▸ **THE PROBLEM**: Your task is to copy every line of this material exactly.

▸ **SUPPLIED RECORDS**:
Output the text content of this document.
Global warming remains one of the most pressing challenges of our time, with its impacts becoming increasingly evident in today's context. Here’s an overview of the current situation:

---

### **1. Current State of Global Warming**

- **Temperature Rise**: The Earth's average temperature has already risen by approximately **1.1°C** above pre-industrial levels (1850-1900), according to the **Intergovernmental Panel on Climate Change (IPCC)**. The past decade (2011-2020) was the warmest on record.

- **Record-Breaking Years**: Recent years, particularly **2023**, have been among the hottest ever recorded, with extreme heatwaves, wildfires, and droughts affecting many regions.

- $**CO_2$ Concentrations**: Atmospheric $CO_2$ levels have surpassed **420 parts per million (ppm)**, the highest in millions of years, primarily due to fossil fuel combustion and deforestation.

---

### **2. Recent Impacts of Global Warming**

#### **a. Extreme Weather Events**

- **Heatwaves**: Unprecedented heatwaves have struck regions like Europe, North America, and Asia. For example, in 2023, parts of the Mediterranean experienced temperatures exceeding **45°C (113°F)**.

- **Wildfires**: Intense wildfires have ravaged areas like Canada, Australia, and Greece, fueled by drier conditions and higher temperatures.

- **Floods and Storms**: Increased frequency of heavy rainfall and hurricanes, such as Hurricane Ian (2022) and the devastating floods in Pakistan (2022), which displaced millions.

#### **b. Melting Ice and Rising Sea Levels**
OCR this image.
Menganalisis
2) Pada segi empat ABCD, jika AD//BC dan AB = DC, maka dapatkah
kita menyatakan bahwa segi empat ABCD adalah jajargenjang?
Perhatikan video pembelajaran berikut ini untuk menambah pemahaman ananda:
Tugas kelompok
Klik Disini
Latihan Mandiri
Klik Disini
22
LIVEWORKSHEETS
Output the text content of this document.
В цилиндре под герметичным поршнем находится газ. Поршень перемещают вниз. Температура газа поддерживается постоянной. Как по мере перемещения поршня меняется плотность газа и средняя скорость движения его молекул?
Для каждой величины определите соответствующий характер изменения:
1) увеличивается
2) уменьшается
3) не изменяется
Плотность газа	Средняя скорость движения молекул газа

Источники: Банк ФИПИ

▸ **RESPONSE TO THE EXERCISE**:
Output the text content of this document.
Global warming remains one of the most pressing challenges of our time, with its impacts becoming increasingly evident in today's context. Here’s an overview of the current situation:

---

### **1. Current State of Global Warming**

- **Temperature Rise**: The Earth's average temperature has already risen by approximately **1.1°C** above pre-industrial levels (1850-1900), according to the **Intergovernmental Panel on Climate Change (IPCC)**. The past decade (2011-2020) was the warmest on record.

- **Record-Breaking Years**: Recent years, particularly **2023**, have been among the hottest ever recorded, with extreme heatwaves, wildfires, and droughts affecting many regions.

- $**CO_2$ Concentrations**: Atmospheric $CO_2$ levels have surpassed **420 parts per million (ppm)**, the highest in millions of years, primarily due to fossil fuel combustion and deforestation.

---

### **2. Recent Impacts of Global Warming**

#### **a. Extreme Weather Events**

- **Heatwaves**: Unprecedented heatwaves have struck regions like Europe, North America, and Asia. For example, in 2023, parts of the Mediterranean experienced temperatures exceeding **45°C (113°F)**.

- **Wildfires**: Intense wildfires have ravaged areas like Canada, Australia, and Greece, fueled by drier conditions and higher temperatures.

- **Floods and Storms**: Increased frequency of heavy rainfall and hurricanes, such as Hurricane Ian (2022) and the devastating floods in Pakistan (2022), which displaced millions.

#### **b. Melting Ice and Rising Sea Levels**
OCR this image.
Menganalisis
2) Pada segi empat ABCD, jika AD//BC dan AB = DC, maka dapatkah
kita menyatakan bahwa segi empat ABCD adalah jajargenjang?
Perhatikan video pembelajaran berikut ini untuk menambah pemahaman ananda:
Tugas kelompok
Klik Disini
Latihan Mandiri
Klik Disini
22
LIVEWORKSHEETS
Output the text content of this document.
В цилиндре под герметичным поршнем находится газ. Поршень перемещают вниз. Температура газа поддерживается постоянной. Как по мере перемещения поршня меняется плотность газа и средняя скорость движения его молекул?
Для каждой величины определите соответствующий характер изменения:
1) увеличивается
2) уменьшается
3) не изменяется
Плотность газа	Средняя скорость движения молекул газа

Источники: Банк ФИПИ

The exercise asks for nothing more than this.